#### What the task requires:
The lines to be copied are those below that contain "title".

[Data entries for graphics]
_ _ _ _

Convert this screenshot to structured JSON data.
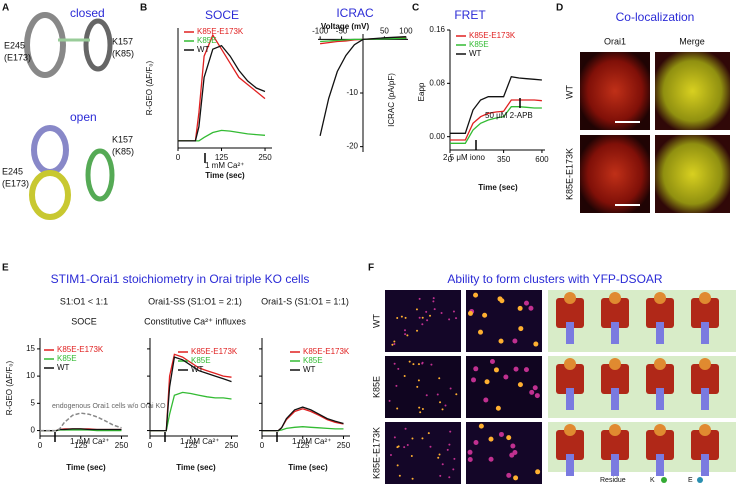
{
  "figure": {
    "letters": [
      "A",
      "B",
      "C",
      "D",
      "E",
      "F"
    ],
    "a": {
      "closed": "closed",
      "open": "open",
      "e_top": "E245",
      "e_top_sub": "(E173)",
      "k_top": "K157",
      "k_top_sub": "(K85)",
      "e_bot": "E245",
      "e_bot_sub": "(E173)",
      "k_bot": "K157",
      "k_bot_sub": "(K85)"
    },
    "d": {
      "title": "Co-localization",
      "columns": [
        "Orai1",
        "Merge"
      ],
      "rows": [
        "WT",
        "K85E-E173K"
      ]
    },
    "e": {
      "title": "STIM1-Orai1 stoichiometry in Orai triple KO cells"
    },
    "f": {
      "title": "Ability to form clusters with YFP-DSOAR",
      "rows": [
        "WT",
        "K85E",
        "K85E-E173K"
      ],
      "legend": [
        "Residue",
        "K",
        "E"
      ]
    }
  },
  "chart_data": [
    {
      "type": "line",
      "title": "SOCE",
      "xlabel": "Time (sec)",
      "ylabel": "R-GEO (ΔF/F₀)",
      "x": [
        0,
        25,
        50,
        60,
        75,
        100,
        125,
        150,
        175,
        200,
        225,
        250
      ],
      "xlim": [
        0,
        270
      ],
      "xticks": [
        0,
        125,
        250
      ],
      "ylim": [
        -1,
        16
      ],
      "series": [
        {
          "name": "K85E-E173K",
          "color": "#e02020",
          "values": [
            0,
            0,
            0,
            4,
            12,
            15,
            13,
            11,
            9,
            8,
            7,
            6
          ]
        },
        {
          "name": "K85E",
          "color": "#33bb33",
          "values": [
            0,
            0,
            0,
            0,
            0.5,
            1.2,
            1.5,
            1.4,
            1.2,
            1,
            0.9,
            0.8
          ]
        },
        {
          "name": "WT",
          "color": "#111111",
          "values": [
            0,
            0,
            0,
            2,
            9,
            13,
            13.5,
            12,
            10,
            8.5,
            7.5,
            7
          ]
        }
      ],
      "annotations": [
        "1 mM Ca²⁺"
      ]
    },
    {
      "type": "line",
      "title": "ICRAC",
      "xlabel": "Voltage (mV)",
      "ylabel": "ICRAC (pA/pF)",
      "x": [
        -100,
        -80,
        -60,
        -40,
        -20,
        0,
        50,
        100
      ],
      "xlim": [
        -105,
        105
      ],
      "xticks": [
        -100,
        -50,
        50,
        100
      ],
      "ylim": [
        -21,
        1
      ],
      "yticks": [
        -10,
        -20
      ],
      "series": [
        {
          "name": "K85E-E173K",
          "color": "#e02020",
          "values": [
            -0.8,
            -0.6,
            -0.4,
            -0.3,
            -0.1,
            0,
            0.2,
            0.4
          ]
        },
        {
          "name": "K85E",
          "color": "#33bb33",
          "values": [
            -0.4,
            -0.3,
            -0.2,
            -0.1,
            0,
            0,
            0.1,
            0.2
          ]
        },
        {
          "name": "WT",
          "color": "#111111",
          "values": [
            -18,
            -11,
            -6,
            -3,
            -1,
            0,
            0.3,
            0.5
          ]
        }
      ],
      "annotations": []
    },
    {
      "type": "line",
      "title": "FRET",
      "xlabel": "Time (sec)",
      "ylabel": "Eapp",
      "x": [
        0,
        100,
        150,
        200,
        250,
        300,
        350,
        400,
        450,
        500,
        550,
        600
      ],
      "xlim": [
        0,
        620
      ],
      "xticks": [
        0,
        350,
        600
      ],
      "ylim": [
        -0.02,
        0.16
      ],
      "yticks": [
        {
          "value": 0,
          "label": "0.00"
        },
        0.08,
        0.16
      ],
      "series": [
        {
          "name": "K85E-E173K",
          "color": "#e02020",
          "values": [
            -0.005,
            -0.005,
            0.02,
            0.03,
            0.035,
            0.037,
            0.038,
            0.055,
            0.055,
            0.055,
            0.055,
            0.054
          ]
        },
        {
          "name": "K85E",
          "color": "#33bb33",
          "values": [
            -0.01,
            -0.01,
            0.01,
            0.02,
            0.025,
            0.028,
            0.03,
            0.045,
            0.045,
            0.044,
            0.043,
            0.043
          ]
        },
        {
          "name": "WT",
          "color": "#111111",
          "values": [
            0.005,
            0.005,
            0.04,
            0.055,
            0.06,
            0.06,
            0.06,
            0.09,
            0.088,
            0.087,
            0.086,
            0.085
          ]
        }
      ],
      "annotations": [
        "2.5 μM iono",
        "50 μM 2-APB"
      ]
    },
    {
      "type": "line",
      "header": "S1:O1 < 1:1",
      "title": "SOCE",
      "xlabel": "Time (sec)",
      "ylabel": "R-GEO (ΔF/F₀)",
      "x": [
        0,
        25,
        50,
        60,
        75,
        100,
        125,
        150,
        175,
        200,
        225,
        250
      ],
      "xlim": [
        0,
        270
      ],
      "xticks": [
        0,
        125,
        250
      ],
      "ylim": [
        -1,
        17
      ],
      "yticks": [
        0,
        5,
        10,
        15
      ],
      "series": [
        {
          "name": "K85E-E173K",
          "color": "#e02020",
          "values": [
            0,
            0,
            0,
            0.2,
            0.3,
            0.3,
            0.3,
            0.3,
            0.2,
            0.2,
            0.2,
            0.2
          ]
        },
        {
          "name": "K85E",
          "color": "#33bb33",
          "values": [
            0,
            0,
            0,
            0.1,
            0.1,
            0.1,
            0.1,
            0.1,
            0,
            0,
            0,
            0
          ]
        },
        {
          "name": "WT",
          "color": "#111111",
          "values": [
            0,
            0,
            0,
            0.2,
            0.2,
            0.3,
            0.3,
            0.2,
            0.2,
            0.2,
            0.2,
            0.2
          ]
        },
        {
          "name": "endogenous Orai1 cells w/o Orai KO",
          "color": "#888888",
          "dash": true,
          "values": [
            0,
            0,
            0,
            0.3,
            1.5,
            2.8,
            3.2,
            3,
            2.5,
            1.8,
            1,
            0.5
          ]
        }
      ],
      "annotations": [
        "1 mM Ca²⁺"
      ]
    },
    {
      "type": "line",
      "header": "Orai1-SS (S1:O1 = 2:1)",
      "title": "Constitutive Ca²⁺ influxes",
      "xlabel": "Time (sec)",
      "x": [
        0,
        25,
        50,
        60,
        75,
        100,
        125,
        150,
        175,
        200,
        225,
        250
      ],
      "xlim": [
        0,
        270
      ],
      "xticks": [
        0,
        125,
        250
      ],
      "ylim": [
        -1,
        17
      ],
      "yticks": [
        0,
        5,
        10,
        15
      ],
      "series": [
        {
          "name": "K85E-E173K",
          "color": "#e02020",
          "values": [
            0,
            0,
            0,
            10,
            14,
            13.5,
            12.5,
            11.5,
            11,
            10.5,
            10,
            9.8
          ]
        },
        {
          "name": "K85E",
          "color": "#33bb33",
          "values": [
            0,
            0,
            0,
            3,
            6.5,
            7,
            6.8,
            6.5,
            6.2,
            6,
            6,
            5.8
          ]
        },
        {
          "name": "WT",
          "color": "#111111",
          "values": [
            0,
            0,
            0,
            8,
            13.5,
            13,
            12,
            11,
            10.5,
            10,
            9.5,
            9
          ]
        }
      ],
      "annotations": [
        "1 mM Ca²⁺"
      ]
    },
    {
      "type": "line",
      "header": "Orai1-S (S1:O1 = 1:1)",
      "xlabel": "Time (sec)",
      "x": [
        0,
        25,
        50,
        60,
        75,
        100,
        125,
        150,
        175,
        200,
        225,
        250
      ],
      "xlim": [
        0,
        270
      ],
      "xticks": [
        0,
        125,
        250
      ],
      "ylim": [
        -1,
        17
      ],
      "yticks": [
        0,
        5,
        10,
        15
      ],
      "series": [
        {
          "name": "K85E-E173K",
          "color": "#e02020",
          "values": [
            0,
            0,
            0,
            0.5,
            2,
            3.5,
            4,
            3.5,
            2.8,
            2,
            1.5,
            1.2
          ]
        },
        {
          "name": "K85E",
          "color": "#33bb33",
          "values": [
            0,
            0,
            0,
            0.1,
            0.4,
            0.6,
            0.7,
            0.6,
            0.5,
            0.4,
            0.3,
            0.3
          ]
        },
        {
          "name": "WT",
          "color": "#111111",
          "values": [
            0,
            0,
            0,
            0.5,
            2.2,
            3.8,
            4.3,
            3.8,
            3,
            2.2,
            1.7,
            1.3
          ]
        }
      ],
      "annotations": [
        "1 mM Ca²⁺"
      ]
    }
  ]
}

_ _ _ _

#### Task solution:
      "title": "Co-localization",
      "title": "STIM1-Orai1 stoichiometry in Orai triple KO cells"
      "title": "Ability to form clusters with YFP-DSOAR",
      "title": "SOCE",
      "title": "ICRAC",
      "title": "FRET",
      "title": "SOCE",
      "title": "Constitutive Ca²⁺ influxes",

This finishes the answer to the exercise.